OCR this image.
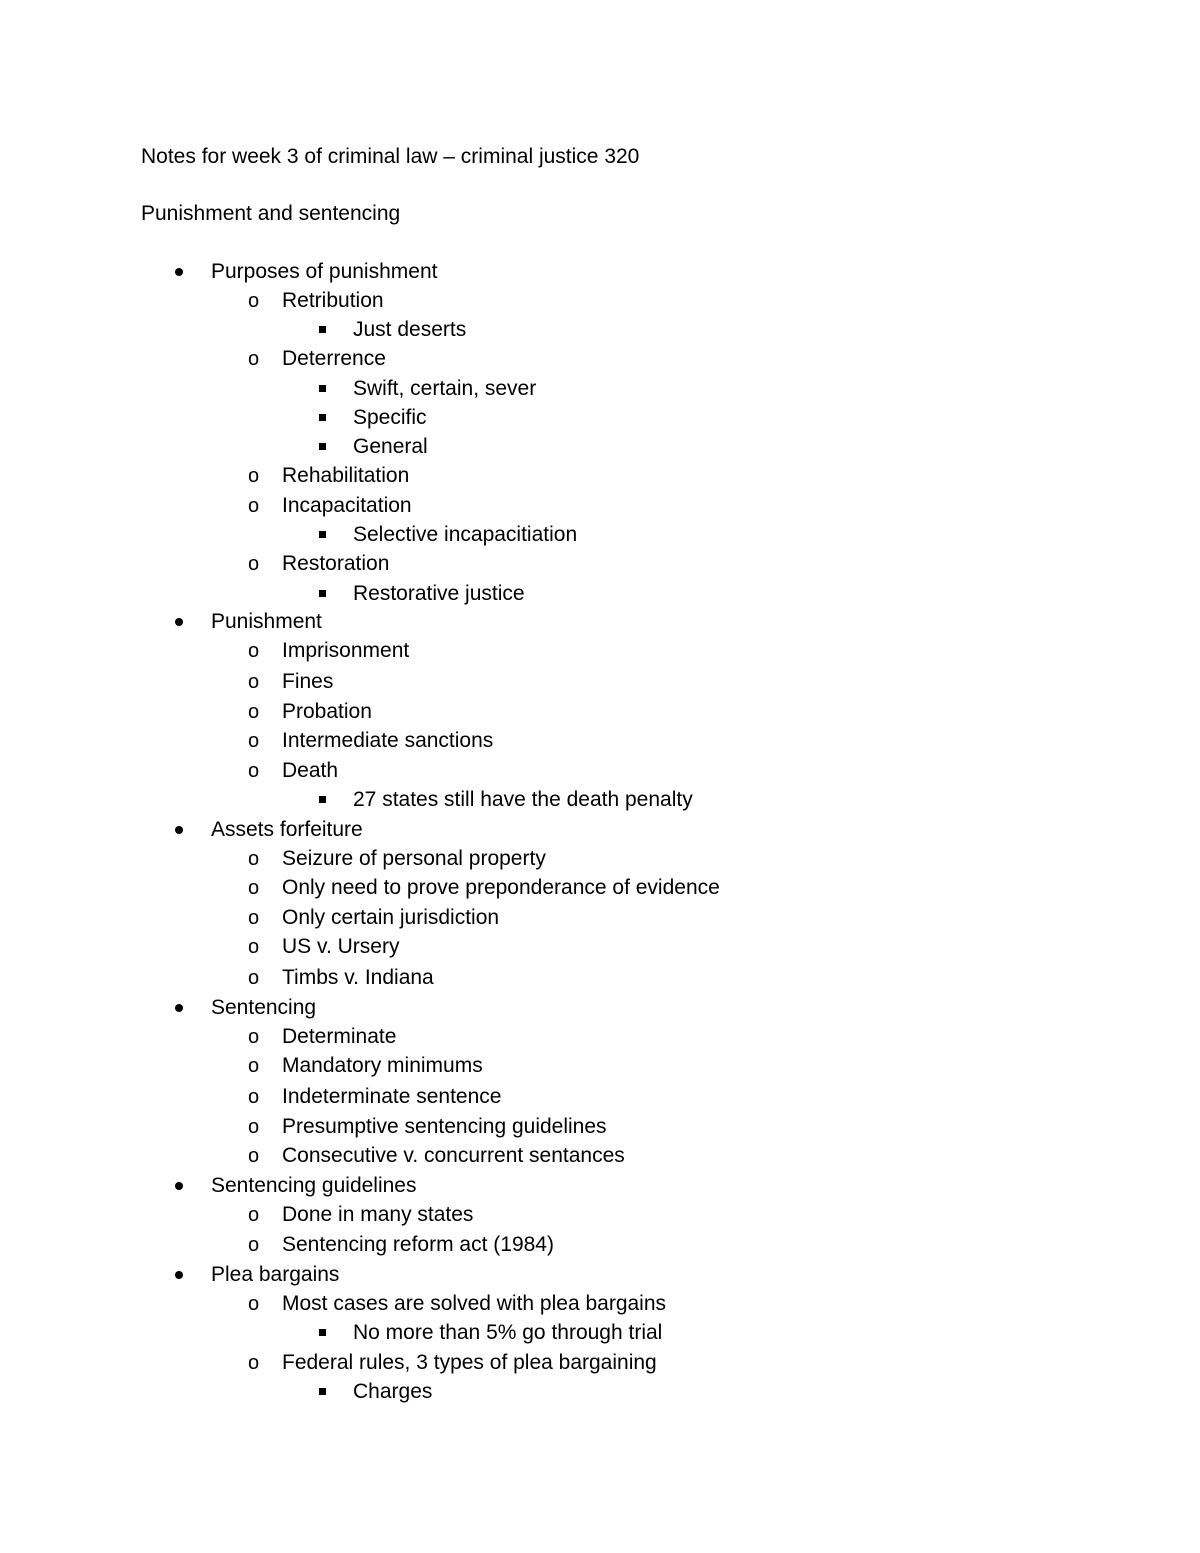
Notes for week 3 of criminal law – criminal justice 320
Punishment and sentencing
Purposes of punishment
o Retribution
Just deserts
o Deterrence
Swift, certain, sever
Specific
General
o Rehabilitation
o Incapacitation
Selective incapacitiation
o Restoration
Restorative justice
Punishment
o Imprisonment
o Fines
o Probation
o Intermediate sanctions
o Death
27 states still have the death penalty
Assets forfeiture
o Seizure of personal property
o Only need to prove preponderance of evidence
o Only certain jurisdiction
o US v. Ursery
o Timbs v. Indiana
Sentencing
o Determinate
o Mandatory minimums
o Indeterminate sentence
o Presumptive sentencing guidelines
o Consecutive v. concurrent sentances
Sentencing guidelines
o Done in many states
o Sentencing reform act (1984)
Plea bargains
o Most cases are solved with plea bargains
No more than 5% go through trial
o Federal rules, 3 types of plea bargaining
Charges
——
--- Problem requirements ---
Keep only those lines of the records that hold "guidelines", and return them.

--- Correct output ---
o Presumptive sentencing guidelines
Sentencing guidelines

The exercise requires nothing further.